→ Set exercise:
Using the material that follows, identify and copy each line with the string "øyeblikket".

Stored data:
= = = = = = =
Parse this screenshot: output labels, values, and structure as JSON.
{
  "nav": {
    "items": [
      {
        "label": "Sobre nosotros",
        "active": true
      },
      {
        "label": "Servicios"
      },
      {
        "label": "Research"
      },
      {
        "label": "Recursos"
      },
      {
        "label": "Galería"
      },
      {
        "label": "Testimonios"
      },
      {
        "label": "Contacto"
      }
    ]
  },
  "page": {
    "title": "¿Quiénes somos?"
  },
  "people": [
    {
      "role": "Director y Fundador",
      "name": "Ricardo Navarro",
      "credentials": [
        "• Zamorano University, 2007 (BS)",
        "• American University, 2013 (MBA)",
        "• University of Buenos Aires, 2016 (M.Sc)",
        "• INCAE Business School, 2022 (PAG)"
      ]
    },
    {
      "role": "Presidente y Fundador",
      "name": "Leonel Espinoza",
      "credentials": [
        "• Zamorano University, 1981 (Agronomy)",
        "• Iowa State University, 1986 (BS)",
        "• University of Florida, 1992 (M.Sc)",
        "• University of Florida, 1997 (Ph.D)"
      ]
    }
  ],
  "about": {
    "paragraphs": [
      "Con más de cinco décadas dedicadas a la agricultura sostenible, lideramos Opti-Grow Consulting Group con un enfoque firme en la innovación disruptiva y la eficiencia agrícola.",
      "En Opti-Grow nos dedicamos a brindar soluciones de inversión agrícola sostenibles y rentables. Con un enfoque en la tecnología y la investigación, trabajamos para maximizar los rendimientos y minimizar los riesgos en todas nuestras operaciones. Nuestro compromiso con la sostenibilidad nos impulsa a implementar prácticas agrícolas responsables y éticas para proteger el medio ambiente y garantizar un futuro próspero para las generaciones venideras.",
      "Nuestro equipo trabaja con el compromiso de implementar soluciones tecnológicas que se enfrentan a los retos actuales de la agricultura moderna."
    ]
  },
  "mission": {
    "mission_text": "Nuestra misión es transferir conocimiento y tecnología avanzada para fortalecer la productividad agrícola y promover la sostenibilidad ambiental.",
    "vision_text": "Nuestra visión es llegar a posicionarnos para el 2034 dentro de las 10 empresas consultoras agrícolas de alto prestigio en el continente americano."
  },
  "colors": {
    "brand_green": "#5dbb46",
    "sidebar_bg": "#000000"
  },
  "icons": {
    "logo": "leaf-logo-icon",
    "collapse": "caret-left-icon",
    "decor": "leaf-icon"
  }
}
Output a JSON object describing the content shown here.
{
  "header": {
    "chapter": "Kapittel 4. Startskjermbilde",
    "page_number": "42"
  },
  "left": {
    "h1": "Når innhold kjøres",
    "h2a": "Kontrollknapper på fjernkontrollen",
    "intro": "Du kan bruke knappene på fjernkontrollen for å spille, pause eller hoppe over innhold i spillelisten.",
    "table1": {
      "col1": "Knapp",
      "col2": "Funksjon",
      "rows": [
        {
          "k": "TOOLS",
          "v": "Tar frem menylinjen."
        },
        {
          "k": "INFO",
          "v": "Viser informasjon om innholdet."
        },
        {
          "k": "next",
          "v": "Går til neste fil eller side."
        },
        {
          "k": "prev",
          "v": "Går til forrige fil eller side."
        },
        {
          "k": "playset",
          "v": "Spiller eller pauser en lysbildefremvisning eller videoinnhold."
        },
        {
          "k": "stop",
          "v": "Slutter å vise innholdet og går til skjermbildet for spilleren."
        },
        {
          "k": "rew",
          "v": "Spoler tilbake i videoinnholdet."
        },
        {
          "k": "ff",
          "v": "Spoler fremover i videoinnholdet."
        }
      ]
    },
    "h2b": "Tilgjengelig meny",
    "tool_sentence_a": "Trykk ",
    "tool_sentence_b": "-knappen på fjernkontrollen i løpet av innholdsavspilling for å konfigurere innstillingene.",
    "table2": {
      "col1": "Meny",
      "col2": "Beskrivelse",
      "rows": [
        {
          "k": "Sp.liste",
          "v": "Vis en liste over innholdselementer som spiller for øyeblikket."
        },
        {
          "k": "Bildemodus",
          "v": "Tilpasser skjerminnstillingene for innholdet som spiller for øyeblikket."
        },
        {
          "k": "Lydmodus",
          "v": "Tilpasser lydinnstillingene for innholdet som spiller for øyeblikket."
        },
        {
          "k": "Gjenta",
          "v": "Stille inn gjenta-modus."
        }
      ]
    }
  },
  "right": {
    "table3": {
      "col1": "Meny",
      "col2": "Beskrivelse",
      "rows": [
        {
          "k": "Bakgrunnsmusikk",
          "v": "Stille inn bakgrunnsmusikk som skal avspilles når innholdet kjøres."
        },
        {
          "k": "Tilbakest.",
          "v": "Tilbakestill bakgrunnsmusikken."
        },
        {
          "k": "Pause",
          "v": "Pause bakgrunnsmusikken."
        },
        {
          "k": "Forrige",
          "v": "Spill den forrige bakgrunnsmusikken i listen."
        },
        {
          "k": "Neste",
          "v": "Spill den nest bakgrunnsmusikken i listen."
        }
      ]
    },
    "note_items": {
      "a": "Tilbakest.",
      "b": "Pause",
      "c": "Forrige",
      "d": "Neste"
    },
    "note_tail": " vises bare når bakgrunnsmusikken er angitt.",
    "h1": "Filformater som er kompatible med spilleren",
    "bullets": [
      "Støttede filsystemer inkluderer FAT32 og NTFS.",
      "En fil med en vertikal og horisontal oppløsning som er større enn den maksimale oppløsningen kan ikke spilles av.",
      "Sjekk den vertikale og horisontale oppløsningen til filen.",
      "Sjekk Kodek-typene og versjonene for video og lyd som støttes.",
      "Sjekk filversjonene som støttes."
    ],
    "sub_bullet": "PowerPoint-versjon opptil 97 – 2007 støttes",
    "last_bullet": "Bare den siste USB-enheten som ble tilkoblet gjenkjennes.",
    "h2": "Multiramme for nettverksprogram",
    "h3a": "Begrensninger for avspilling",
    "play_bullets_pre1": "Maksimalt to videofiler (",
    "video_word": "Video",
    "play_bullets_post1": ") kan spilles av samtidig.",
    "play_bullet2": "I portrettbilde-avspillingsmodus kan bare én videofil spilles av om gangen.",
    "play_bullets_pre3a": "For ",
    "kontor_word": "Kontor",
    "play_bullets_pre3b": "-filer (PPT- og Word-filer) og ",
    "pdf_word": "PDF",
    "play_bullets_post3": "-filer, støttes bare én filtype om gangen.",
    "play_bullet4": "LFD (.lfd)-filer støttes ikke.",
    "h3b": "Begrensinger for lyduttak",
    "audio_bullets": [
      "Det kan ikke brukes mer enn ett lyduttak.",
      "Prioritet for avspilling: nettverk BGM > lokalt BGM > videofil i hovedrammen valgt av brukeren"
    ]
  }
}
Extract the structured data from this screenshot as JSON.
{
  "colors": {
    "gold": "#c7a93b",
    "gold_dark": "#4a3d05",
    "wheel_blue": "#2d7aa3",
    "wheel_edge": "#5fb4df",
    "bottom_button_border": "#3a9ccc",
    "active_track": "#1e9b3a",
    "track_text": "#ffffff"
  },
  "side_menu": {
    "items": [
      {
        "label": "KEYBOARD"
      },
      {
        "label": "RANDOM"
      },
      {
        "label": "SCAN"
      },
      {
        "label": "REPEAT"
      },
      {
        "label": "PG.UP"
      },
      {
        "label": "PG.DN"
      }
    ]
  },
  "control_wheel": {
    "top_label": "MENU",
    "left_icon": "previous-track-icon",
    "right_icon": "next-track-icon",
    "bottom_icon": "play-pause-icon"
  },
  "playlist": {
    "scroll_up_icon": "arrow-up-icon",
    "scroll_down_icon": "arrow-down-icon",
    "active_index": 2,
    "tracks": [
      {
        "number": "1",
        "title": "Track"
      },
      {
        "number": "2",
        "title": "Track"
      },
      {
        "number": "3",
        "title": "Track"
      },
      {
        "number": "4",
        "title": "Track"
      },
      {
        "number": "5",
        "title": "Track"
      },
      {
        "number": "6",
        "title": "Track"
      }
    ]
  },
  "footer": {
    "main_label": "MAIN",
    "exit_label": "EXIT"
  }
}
= = = = = = =
→ Answer below:
          "v": "Vis en liste over innholdselementer som spiller for øyeblikket."
          "v": "Tilpasser skjerminnstillingene for innholdet som spiller for øyeblikket."
          "v": "Tilpasser lydinnstillingene for innholdet som spiller for øyeblikket."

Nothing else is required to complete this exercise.